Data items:
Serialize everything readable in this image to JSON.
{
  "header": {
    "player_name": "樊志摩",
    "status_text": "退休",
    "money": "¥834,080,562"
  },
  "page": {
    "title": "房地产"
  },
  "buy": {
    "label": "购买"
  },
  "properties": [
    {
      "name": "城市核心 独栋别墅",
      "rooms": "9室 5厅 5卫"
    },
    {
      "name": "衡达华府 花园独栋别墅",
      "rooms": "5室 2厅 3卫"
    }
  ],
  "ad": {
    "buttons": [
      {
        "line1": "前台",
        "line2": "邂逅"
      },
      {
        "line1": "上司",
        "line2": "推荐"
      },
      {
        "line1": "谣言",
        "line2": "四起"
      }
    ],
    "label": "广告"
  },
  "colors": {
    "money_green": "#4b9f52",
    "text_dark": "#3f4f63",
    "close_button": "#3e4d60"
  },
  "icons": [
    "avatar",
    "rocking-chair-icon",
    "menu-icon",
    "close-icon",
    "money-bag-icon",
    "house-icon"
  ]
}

#### [Problem statement]
Print every entry exactly as written.

#### [Complete answer]
Serialize everything readable in this image to JSON.
{
  "header": {
    "player_name": "樊志摩",
    "status_text": "退休",
    "money": "¥834,080,562"
  },
  "page": {
    "title": "房地产"
  },
  "buy": {
    "label": "购买"
  },
  "properties": [
    {
      "name": "城市核心 独栋别墅",
      "rooms": "9室 5厅 5卫"
    },
    {
      "name": "衡达华府 花园独栋别墅",
      "rooms": "5室 2厅 3卫"
    }
  ],
  "ad": {
    "buttons": [
      {
        "line1": "前台",
        "line2": "邂逅"
      },
      {
        "line1": "上司",
        "line2": "推荐"
      },
      {
        "line1": "谣言",
        "line2": "四起"
      }
    ],
    "label": "广告"
  },
  "colors": {
    "money_green": "#4b9f52",
    "text_dark": "#3f4f63",
    "close_button": "#3e4d60"
  },
  "icons": [
    "avatar",
    "rocking-chair-icon",
    "menu-icon",
    "close-icon",
    "money-bag-icon",
    "house-icon"
  ]
}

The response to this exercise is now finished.